### [EXERCISE INSTRUCTIONS]
Read through the data and report every line in which the word "expériences" occurs.

### [INPUT]
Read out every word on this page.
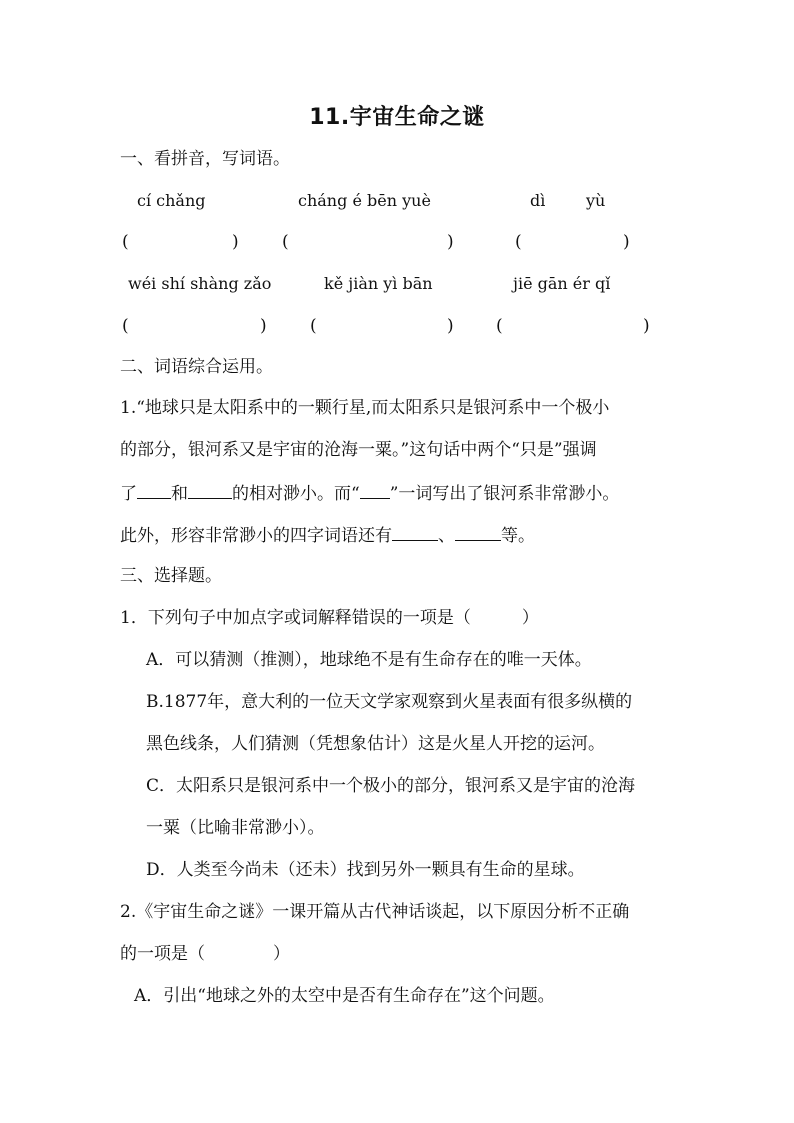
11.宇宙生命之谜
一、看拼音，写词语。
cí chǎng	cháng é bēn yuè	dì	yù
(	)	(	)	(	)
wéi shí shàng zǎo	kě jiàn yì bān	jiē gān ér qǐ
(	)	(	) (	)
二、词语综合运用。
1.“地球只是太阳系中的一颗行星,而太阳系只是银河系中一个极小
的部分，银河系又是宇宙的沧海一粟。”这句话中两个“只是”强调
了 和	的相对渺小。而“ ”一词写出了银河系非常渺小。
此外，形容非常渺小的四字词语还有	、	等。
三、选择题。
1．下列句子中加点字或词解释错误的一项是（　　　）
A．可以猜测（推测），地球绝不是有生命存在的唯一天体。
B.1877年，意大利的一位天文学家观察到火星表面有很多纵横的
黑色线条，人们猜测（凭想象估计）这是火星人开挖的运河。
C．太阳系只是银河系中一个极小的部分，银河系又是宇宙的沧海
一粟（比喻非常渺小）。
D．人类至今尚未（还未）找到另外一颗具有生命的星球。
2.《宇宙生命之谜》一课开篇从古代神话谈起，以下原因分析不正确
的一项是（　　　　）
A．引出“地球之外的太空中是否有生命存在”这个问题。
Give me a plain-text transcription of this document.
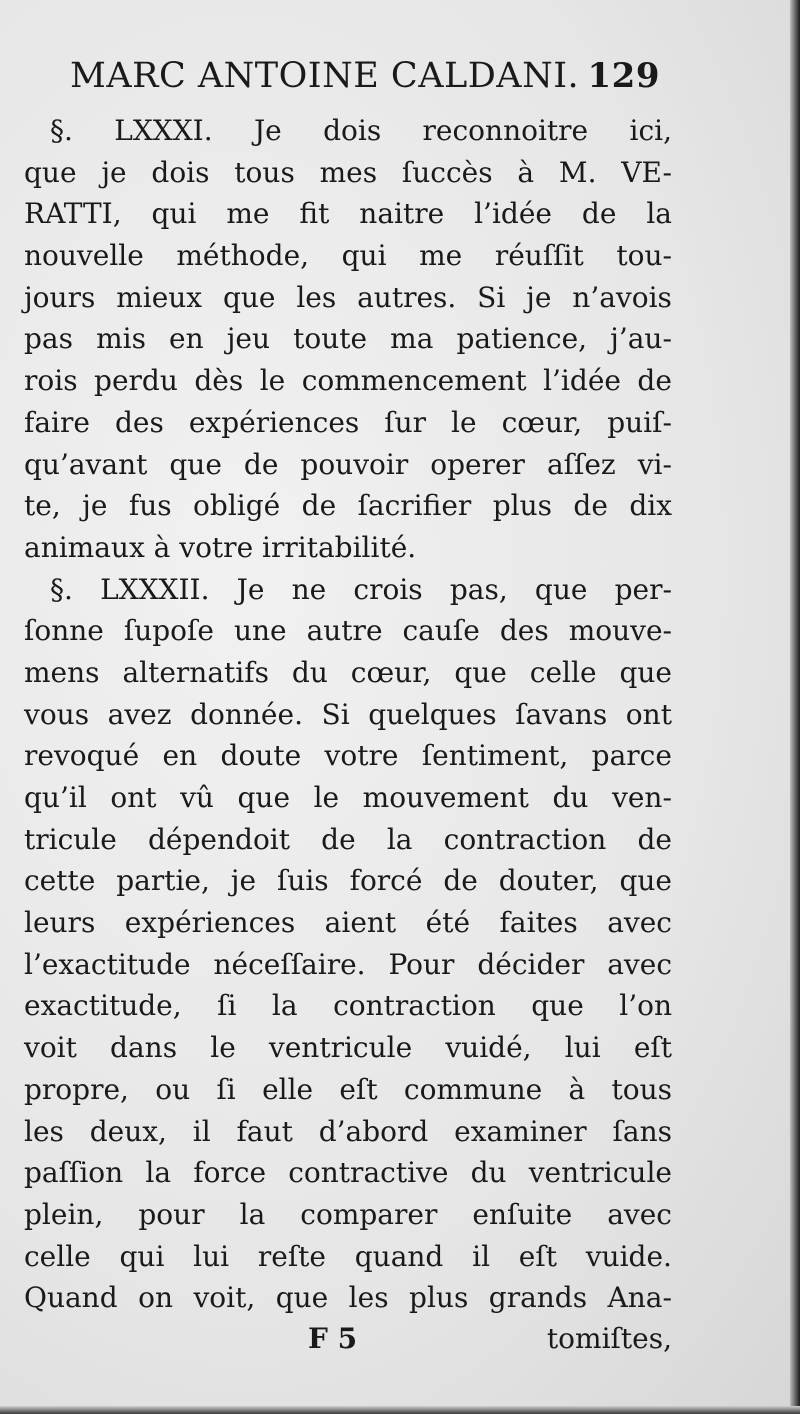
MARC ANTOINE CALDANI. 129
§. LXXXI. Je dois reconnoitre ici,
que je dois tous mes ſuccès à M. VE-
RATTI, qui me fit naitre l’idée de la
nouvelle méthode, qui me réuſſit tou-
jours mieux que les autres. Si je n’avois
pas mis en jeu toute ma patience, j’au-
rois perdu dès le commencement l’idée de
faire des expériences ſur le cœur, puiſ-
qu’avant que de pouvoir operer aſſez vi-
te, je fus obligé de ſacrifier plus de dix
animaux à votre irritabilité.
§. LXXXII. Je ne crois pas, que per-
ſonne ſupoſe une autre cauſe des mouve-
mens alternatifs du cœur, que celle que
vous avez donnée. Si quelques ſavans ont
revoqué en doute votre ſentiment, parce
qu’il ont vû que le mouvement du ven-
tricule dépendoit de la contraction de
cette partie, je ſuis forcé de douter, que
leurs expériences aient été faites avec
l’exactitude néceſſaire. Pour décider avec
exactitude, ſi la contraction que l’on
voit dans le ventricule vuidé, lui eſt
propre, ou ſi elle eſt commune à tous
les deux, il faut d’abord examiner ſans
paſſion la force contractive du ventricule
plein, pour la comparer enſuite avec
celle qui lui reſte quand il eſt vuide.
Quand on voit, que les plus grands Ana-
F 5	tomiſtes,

---

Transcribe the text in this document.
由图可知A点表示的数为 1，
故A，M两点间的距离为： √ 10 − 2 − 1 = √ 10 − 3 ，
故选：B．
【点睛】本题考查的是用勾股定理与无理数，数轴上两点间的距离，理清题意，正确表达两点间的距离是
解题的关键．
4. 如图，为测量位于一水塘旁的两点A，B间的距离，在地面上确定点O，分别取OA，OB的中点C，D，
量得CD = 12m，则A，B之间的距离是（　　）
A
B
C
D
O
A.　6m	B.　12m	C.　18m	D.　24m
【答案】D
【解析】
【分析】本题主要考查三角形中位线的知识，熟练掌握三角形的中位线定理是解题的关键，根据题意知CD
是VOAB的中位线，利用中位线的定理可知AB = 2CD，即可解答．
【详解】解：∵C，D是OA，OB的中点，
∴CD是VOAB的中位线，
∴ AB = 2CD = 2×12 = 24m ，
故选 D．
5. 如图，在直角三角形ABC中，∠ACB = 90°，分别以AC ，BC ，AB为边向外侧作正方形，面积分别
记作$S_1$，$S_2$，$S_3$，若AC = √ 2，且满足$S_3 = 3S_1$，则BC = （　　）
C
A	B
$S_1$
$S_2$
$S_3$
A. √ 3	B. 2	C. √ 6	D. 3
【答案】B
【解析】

### [RESULT FOR THIS EXERCISE]
faire des expériences ſur le cœur, puiſ-
leurs expériences aient été faites avec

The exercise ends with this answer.